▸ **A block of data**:
↓

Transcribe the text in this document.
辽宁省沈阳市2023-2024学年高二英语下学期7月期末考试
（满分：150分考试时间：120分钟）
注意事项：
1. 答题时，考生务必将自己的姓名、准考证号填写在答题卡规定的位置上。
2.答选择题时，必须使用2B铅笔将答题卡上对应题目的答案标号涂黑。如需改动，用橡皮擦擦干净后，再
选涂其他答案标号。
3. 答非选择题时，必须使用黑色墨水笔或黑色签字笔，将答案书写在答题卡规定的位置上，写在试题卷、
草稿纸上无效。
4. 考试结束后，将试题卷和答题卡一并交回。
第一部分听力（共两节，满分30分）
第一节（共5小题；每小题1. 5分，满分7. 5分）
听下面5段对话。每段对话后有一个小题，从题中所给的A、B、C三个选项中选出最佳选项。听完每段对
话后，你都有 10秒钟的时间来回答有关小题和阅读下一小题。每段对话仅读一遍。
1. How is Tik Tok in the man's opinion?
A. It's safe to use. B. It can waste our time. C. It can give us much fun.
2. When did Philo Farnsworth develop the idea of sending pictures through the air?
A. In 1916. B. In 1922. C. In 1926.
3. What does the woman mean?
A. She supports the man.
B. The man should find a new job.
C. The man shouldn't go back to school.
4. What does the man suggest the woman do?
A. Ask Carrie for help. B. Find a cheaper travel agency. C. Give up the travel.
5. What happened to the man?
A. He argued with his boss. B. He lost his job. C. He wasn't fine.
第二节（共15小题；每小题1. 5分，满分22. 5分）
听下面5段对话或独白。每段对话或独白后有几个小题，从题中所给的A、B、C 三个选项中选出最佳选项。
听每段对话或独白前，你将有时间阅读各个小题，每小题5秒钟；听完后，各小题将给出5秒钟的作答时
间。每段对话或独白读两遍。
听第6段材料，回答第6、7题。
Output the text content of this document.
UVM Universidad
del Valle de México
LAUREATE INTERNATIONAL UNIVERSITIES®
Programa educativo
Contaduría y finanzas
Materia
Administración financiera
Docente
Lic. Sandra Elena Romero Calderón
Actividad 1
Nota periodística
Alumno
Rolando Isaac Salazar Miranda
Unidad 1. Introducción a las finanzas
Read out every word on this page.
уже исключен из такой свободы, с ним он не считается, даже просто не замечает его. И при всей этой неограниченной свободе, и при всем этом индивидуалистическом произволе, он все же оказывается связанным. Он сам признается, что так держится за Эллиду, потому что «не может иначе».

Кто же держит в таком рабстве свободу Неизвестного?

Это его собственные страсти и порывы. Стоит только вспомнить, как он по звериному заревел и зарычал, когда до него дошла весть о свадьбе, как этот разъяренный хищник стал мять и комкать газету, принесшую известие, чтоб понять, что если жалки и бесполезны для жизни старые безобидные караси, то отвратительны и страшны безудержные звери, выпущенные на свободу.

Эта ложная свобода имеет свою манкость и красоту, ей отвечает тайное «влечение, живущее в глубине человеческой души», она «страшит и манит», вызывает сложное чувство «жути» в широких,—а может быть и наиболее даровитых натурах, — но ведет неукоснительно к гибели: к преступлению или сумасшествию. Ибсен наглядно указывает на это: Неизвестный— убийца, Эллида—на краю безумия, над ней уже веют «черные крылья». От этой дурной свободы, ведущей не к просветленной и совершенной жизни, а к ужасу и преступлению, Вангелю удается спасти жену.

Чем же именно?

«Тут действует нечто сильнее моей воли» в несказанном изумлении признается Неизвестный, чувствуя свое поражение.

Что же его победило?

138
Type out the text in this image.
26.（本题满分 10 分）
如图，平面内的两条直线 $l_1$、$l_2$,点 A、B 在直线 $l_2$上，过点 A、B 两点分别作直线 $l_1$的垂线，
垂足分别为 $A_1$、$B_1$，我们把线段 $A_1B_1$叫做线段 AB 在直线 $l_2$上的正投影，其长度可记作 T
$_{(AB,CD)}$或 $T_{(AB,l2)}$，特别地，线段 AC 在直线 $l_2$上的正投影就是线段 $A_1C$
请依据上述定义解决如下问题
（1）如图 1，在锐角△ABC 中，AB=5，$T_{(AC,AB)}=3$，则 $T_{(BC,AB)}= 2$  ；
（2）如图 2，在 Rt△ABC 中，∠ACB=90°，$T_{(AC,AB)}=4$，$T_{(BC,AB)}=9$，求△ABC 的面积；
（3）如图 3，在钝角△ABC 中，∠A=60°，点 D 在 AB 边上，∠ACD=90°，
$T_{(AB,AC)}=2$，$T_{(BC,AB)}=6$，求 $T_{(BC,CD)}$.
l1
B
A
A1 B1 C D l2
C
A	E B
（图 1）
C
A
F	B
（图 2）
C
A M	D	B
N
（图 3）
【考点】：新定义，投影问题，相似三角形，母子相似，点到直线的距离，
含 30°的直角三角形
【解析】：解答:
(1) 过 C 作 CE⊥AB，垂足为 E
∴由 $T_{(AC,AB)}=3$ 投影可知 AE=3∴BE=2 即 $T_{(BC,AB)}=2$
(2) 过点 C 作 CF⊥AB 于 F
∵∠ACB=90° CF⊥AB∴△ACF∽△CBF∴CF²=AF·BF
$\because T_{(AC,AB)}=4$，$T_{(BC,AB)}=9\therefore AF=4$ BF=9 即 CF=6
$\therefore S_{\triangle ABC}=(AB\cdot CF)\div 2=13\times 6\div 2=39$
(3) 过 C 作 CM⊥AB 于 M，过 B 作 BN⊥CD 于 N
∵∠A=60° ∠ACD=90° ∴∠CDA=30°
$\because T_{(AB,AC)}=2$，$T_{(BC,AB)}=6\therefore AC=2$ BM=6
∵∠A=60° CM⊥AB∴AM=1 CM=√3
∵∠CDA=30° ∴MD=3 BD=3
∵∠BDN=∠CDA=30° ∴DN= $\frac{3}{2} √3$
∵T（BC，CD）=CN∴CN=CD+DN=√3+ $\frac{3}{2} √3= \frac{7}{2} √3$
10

↑

▸ **Task prompt**: Write out again, exactly, the lines from the one holding "Type out the text in this image." through the end of the listing, with both ends included.

▸ **The answer**:
Type out the text in this image.
26.（本题满分 10 分）
如图，平面内的两条直线 $l_1$、$l_2$,点 A、B 在直线 $l_2$上，过点 A、B 两点分别作直线 $l_1$的垂线，
垂足分别为 $A_1$、$B_1$，我们把线段 $A_1B_1$叫做线段 AB 在直线 $l_2$上的正投影，其长度可记作 T
$_{(AB,CD)}$或 $T_{(AB,l2)}$，特别地，线段 AC 在直线 $l_2$上的正投影就是线段 $A_1C$
请依据上述定义解决如下问题
（1）如图 1，在锐角△ABC 中，AB=5，$T_{(AC,AB)}=3$，则 $T_{(BC,AB)}= 2$  ；
（2）如图 2，在 Rt△ABC 中，∠ACB=90°，$T_{(AC,AB)}=4$，$T_{(BC,AB)}=9$，求△ABC 的面积；
（3）如图 3，在钝角△ABC 中，∠A=60°，点 D 在 AB 边上，∠ACD=90°，
$T_{(AB,AC)}=2$，$T_{(BC,AB)}=6$，求 $T_{(BC,CD)}$.
l1
B
A
A1 B1 C D l2
C
A	E B
（图 1）
C
A
F	B
（图 2）
C
A M	D	B
N
（图 3）
【考点】：新定义，投影问题，相似三角形，母子相似，点到直线的距离，
含 30°的直角三角形
【解析】：解答:
(1) 过 C 作 CE⊥AB，垂足为 E
∴由 $T_{(AC,AB)}=3$ 投影可知 AE=3∴BE=2 即 $T_{(BC,AB)}=2$
(2) 过点 C 作 CF⊥AB 于 F
∵∠ACB=90° CF⊥AB∴△ACF∽△CBF∴CF²=AF·BF
$\because T_{(AC,AB)}=4$，$T_{(BC,AB)}=9\therefore AF=4$ BF=9 即 CF=6
$\therefore S_{\triangle ABC}=(AB\cdot CF)\div 2=13\times 6\div 2=39$
(3) 过 C 作 CM⊥AB 于 M，过 B 作 BN⊥CD 于 N
∵∠A=60° ∠ACD=90° ∴∠CDA=30°
$\because T_{(AB,AC)}=2$，$T_{(BC,AB)}=6\therefore AC=2$ BM=6
∵∠A=60° CM⊥AB∴AM=1 CM=√3
∵∠CDA=30° ∴MD=3 BD=3
∵∠BDN=∠CDA=30° ∴DN= $\frac{3}{2} √3$
∵T（BC，CD）=CN∴CN=CD+DN=√3+ $\frac{3}{2} √3= \frac{7}{2} √3$
10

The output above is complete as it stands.